→ Exercise aim: Exactly as written, retype the listing below, omitting the pictures.

→ Supplied data:
......

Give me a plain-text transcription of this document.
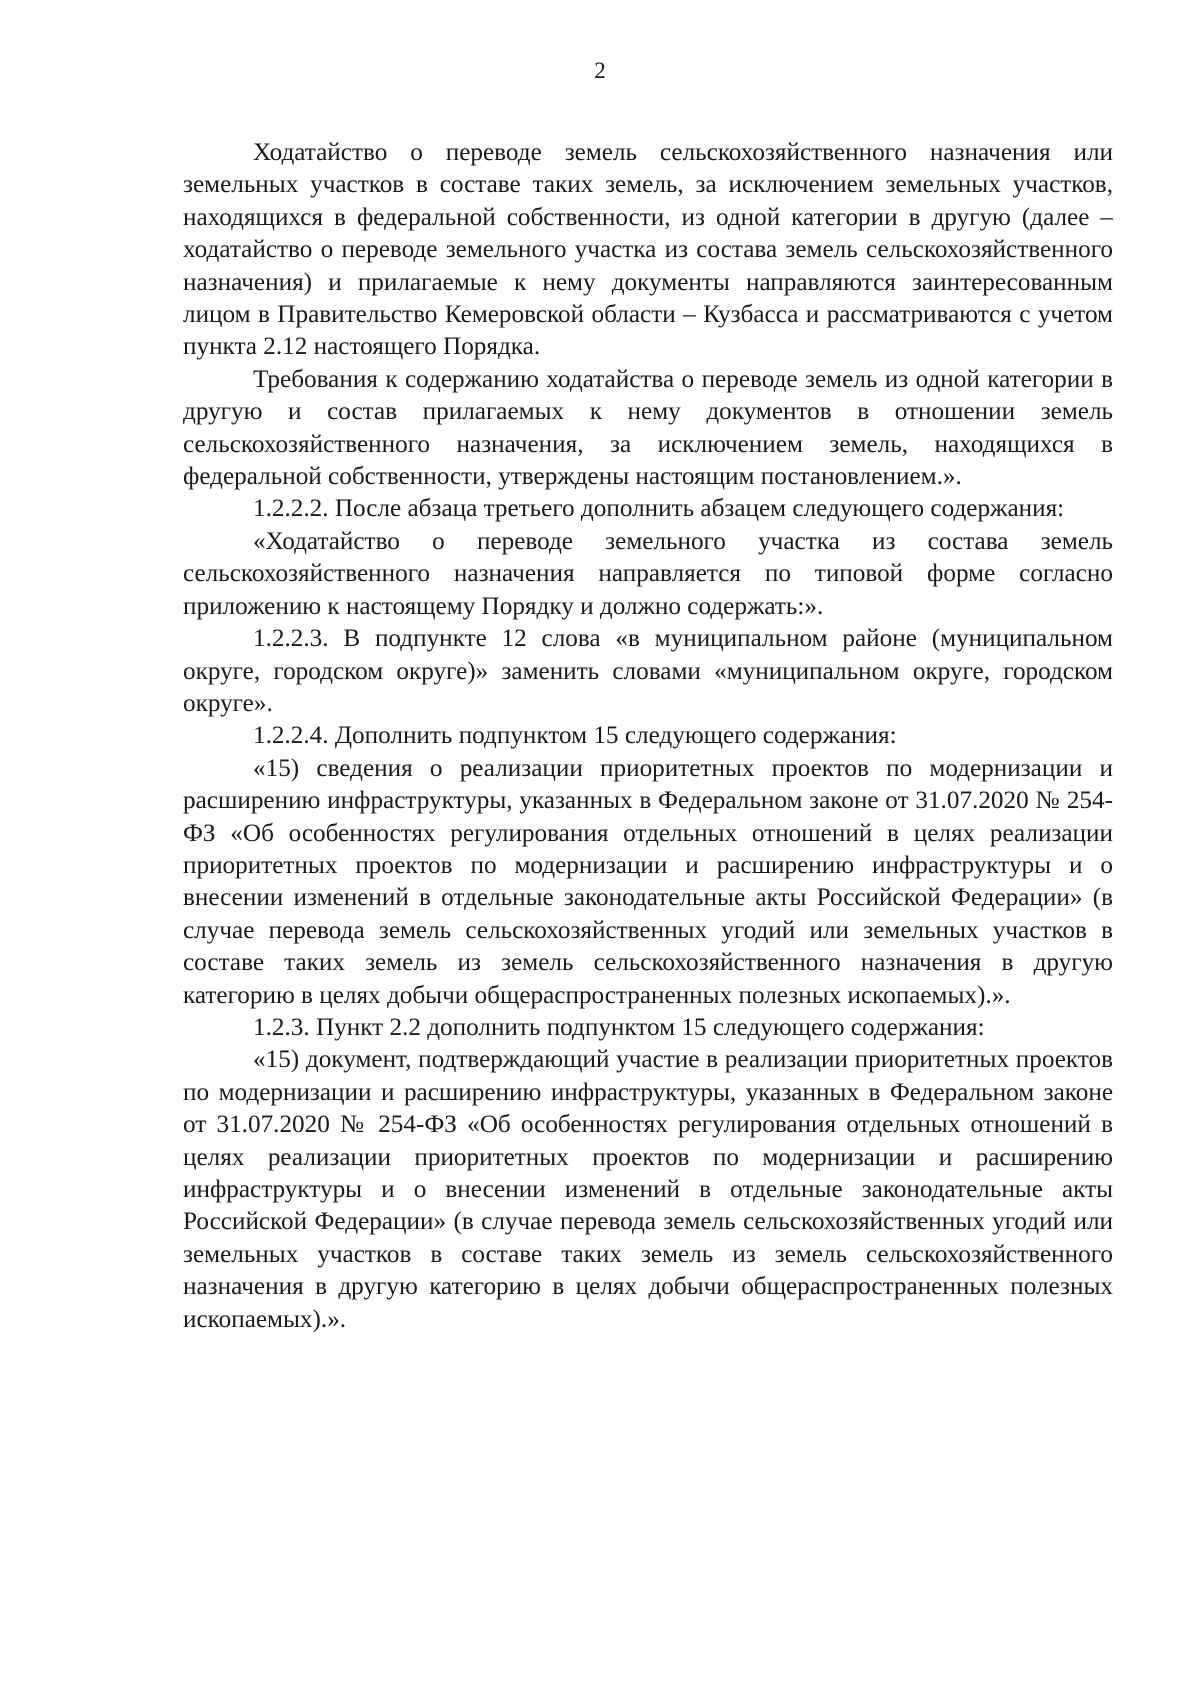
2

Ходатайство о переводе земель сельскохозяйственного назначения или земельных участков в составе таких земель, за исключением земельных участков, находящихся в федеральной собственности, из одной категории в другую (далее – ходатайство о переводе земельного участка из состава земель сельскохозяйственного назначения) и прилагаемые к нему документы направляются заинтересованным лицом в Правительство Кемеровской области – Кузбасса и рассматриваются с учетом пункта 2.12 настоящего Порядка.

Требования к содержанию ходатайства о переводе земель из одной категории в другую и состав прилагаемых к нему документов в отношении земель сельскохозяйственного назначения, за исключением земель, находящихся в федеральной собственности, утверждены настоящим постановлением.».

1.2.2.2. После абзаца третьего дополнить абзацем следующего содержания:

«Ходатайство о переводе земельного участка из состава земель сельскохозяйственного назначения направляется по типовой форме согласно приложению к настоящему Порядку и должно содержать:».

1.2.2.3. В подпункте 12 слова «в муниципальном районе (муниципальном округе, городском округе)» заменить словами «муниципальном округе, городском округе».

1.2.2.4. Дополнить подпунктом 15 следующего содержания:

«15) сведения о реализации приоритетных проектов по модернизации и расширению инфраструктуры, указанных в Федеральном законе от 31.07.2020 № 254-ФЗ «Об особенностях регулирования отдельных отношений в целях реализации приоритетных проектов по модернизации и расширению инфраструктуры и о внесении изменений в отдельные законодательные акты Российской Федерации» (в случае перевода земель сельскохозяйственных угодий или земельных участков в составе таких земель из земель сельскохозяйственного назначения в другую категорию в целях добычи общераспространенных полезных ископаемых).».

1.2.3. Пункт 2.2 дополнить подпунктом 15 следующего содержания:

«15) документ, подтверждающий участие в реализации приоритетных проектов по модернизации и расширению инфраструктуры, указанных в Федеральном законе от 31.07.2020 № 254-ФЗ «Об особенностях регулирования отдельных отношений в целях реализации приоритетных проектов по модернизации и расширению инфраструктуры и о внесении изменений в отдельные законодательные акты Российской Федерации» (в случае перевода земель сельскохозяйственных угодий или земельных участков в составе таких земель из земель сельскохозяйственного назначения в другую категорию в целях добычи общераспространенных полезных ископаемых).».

......

→ The result:
Give me a plain-text transcription of this document.
2

Ходатайство о переводе земель сельскохозяйственного назначения или земельных участков в составе таких земель, за исключением земельных участков, находящихся в федеральной собственности, из одной категории в другую (далее – ходатайство о переводе земельного участка из состава земель сельскохозяйственного назначения) и прилагаемые к нему документы направляются заинтересованным лицом в Правительство Кемеровской области – Кузбасса и рассматриваются с учетом пункта 2.12 настоящего Порядка.

Требования к содержанию ходатайства о переводе земель из одной категории в другую и состав прилагаемых к нему документов в отношении земель сельскохозяйственного назначения, за исключением земель, находящихся в федеральной собственности, утверждены настоящим постановлением.».

1.2.2.2. После абзаца третьего дополнить абзацем следующего содержания:

«Ходатайство о переводе земельного участка из состава земель сельскохозяйственного назначения направляется по типовой форме согласно приложению к настоящему Порядку и должно содержать:».

1.2.2.3. В подпункте 12 слова «в муниципальном районе (муниципальном округе, городском округе)» заменить словами «муниципальном округе, городском округе».

1.2.2.4. Дополнить подпунктом 15 следующего содержания:

«15) сведения о реализации приоритетных проектов по модернизации и расширению инфраструктуры, указанных в Федеральном законе от 31.07.2020 № 254-ФЗ «Об особенностях регулирования отдельных отношений в целях реализации приоритетных проектов по модернизации и расширению инфраструктуры и о внесении изменений в отдельные законодательные акты Российской Федерации» (в случае перевода земель сельскохозяйственных угодий или земельных участков в составе таких земель из земель сельскохозяйственного назначения в другую категорию в целях добычи общераспространенных полезных ископаемых).».

1.2.3. Пункт 2.2 дополнить подпунктом 15 следующего содержания:

«15) документ, подтверждающий участие в реализации приоритетных проектов по модернизации и расширению инфраструктуры, указанных в Федеральном законе от 31.07.2020 № 254-ФЗ «Об особенностях регулирования отдельных отношений в целях реализации приоритетных проектов по модернизации и расширению инфраструктуры и о внесении изменений в отдельные законодательные акты Российской Федерации» (в случае перевода земель сельскохозяйственных угодий или земельных участков в составе таких земель из земель сельскохозяйственного назначения в другую категорию в целях добычи общераспространенных полезных ископаемых).».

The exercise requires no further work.